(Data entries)

>>>>

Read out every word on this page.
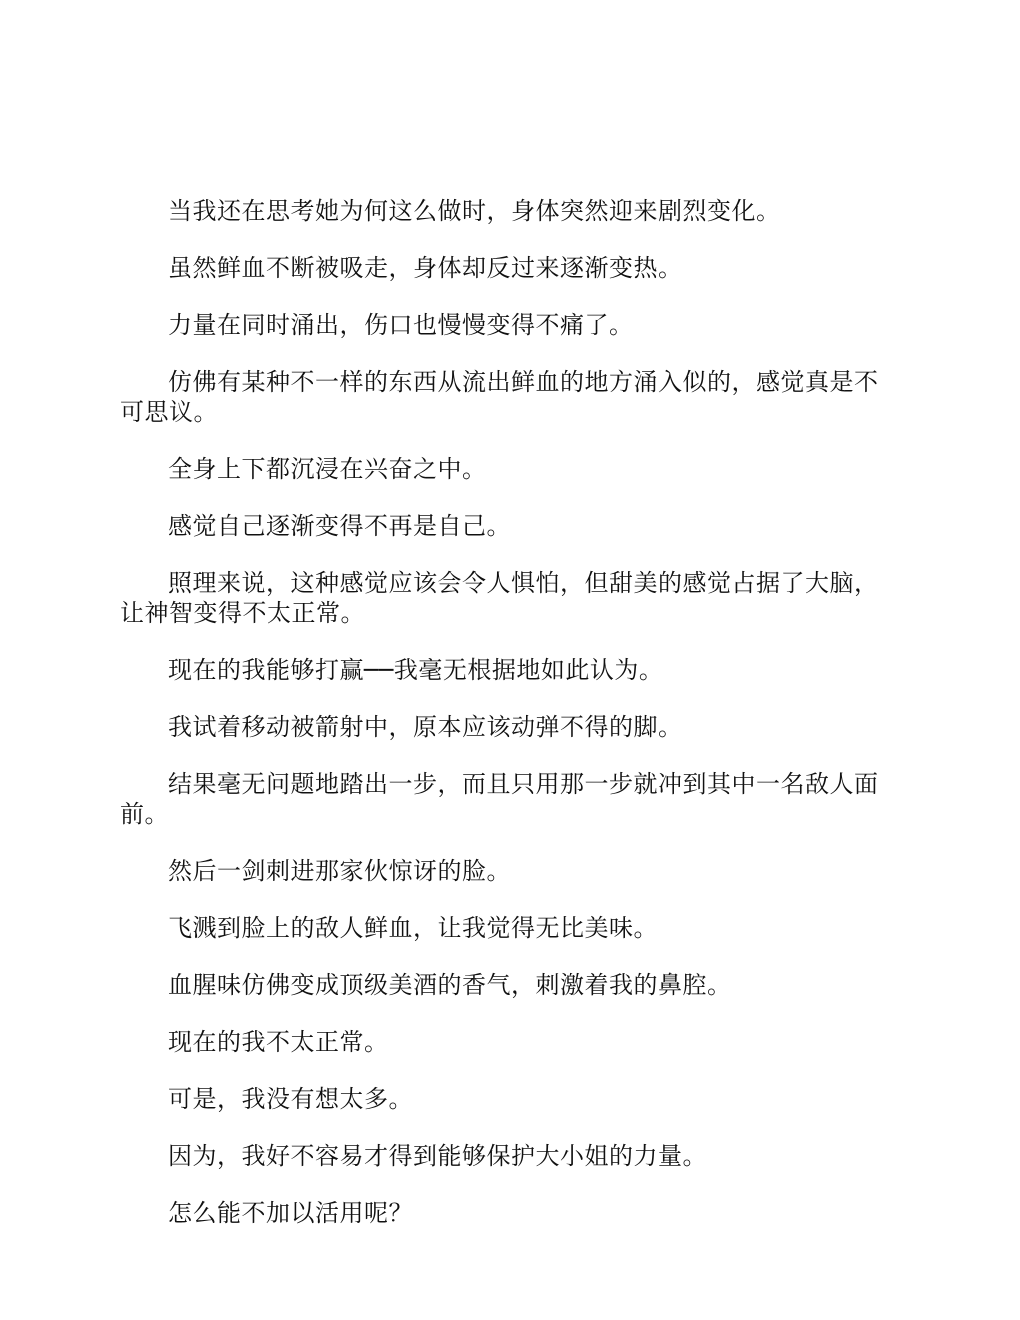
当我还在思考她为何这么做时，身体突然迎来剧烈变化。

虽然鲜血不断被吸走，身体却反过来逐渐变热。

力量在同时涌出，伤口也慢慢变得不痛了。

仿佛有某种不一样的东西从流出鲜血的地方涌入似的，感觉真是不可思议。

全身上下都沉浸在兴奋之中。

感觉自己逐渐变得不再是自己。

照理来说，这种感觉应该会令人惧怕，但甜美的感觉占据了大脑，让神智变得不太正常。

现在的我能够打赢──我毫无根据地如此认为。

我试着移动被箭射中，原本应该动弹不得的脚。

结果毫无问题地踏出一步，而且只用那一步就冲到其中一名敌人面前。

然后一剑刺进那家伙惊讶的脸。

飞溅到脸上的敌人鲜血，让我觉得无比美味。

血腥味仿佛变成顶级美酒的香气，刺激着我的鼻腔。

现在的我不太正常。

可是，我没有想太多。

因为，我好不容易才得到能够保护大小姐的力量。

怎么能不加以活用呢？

<<<<
>>>>

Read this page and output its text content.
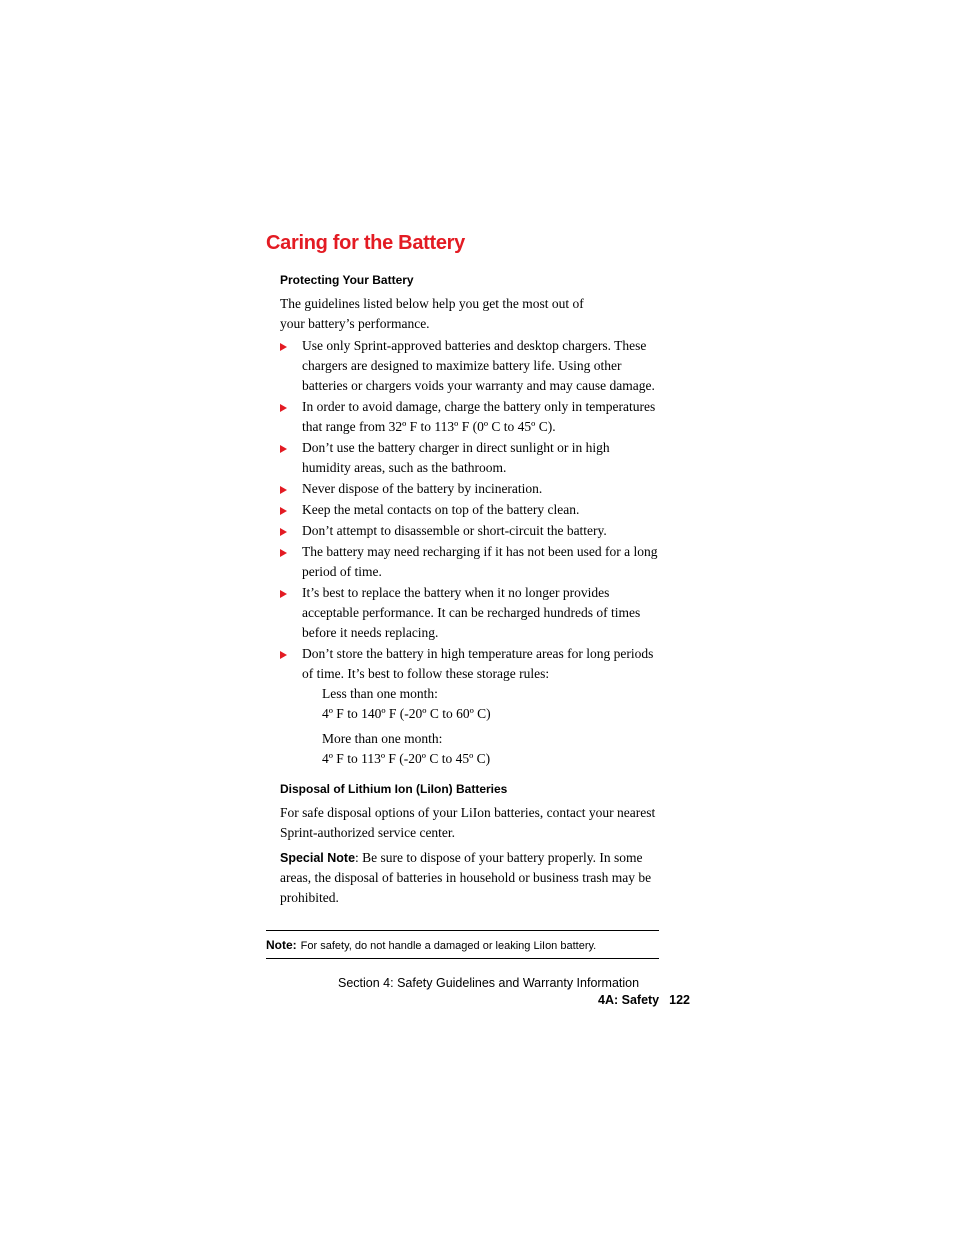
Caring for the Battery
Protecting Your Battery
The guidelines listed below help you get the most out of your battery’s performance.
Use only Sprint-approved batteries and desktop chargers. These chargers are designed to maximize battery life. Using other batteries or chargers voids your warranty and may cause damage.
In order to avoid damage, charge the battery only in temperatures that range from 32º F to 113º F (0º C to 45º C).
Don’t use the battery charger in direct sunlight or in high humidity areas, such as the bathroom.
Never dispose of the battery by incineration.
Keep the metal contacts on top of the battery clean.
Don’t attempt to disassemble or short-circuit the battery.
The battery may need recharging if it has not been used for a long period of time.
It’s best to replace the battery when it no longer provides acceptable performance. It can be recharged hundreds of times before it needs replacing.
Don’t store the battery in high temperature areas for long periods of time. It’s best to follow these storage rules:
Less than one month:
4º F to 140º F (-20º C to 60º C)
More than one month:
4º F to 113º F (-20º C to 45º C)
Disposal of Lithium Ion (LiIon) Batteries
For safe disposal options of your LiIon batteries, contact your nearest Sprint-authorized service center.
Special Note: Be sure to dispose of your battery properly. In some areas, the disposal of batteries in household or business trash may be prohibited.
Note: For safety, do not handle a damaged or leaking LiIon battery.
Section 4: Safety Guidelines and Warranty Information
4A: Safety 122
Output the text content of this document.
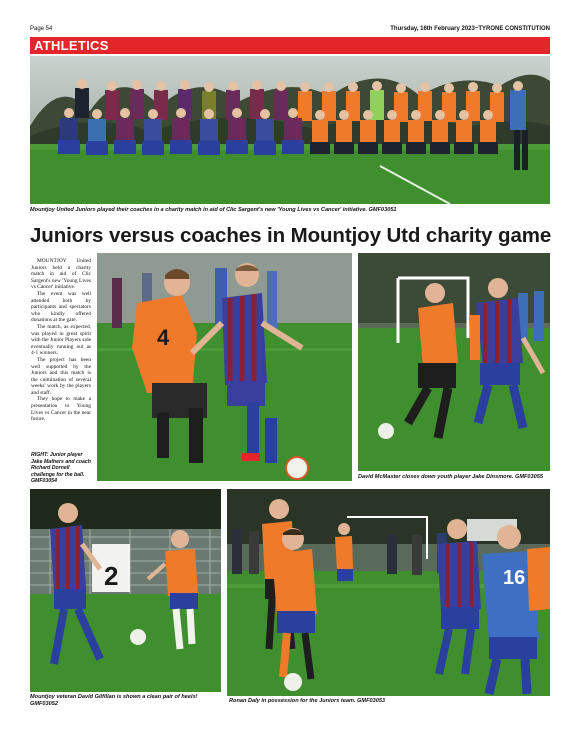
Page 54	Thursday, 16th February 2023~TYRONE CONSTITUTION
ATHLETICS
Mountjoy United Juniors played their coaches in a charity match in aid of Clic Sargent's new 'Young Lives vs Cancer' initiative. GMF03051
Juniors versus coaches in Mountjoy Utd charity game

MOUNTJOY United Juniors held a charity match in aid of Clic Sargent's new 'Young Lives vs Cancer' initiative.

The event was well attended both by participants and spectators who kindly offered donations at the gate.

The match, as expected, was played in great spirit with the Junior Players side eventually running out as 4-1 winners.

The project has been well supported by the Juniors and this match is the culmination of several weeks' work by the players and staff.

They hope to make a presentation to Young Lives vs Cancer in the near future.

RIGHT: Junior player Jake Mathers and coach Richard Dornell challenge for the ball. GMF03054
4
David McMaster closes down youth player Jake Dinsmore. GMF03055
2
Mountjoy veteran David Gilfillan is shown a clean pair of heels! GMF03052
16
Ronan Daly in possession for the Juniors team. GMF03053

<<<<

> Set problem: Look for "Clic" and pull out every line that has it.

> Correct response:
Mountjoy United Juniors played their coaches in a charity match in aid of Clic Sargent's new 'Young Lives vs Cancer' initiative. GMF03051
MOUNTJOY United Juniors held a charity match in aid of Clic Sargent's new 'Young Lives vs Cancer' initiative.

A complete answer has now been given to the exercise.